[Rows from a figure dataset]
★ ★ ★ ★ ★ ★ ★
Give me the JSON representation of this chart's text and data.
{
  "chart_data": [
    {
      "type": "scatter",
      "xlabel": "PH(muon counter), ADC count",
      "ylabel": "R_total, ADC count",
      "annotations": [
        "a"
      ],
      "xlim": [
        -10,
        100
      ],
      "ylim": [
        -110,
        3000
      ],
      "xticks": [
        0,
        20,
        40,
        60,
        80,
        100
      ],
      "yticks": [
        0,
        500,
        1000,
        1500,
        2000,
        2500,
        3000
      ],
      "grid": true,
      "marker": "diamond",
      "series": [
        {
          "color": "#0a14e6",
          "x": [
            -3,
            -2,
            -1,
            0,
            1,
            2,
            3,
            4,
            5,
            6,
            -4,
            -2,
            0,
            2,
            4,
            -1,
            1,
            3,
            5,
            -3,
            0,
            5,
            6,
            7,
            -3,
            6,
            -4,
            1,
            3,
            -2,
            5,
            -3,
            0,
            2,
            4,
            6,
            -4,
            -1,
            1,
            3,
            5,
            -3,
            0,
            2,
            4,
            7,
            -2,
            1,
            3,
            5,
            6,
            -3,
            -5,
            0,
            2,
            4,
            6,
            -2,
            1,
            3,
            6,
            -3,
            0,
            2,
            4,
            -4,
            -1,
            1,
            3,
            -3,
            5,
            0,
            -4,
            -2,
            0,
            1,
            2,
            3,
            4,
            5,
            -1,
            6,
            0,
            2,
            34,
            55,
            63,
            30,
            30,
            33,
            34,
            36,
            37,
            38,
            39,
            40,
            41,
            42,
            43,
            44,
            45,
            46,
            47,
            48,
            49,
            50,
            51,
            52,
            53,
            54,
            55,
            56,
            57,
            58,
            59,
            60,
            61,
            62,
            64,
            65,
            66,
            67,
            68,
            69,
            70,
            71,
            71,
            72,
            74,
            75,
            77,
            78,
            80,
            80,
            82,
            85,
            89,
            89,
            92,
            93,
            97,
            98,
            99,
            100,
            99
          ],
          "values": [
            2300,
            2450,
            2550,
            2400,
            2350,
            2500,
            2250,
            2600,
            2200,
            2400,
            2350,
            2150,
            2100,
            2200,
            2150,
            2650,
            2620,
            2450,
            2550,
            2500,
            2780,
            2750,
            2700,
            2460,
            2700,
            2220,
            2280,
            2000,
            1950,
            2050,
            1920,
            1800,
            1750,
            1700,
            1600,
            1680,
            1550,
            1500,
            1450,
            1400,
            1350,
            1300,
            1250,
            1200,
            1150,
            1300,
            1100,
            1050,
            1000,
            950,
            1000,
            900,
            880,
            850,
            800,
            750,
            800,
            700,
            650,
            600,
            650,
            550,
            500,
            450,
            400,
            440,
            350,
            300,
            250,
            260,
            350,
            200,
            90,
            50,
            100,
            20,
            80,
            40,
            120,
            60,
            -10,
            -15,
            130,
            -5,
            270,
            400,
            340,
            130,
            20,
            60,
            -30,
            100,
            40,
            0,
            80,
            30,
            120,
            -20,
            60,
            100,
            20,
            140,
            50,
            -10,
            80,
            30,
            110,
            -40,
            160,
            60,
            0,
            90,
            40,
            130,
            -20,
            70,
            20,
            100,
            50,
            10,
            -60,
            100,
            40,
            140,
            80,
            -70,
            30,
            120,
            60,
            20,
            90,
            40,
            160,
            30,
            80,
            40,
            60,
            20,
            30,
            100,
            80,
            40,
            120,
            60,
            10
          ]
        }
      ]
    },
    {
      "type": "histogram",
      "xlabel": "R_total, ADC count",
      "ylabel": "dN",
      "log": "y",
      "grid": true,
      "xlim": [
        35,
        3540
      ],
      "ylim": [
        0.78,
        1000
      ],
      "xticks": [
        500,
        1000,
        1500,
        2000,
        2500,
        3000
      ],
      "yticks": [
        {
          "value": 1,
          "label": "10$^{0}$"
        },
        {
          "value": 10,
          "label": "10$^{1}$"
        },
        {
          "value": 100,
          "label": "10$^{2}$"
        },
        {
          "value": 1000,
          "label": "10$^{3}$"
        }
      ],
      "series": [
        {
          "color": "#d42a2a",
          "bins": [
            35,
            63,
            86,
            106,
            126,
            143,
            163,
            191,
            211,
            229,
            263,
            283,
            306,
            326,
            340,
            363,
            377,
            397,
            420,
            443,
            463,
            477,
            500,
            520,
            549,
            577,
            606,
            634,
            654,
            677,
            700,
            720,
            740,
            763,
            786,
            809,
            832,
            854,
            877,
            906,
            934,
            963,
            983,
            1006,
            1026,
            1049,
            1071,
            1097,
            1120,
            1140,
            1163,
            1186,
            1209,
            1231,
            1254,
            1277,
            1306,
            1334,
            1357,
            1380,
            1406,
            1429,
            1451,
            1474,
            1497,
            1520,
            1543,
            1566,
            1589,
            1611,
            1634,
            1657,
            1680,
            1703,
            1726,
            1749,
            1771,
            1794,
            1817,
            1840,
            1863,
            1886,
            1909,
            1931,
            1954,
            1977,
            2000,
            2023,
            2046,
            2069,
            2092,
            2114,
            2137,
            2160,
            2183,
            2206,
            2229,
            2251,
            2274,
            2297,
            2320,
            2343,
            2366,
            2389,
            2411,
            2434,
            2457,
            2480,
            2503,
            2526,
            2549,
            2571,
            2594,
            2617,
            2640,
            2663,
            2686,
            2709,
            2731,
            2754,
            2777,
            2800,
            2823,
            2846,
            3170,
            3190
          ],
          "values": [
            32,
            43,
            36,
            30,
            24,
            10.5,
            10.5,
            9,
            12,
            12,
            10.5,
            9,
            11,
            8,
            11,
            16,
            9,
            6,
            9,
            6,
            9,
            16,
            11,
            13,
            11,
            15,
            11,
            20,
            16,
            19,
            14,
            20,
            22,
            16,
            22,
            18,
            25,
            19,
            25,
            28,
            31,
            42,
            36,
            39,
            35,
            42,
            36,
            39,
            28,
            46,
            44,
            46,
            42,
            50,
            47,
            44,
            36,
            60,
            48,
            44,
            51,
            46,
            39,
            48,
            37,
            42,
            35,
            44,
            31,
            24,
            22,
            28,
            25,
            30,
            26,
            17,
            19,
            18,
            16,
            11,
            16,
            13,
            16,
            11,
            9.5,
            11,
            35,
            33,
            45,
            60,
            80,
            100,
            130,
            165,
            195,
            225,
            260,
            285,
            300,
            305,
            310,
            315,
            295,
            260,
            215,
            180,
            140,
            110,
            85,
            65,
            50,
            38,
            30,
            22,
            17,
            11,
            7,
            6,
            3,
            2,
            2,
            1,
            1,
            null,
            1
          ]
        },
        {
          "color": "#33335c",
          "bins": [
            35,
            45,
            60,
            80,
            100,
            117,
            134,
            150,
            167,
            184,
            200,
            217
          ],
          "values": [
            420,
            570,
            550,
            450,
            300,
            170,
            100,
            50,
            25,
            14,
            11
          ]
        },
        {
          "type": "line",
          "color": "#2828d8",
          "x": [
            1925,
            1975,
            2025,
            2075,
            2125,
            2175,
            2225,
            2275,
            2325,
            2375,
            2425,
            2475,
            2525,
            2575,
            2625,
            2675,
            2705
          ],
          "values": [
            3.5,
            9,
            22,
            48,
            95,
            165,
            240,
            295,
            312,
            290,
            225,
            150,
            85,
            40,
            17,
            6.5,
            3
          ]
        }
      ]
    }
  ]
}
★ ★ ★ ★ ★ ★ ★
## Written instruction:
Extract, from the material above, each line holding the word "xlabel".

## Response:
      "xlabel": "PH(muon counter), ADC count",
      "xlabel": "R_total, ADC count",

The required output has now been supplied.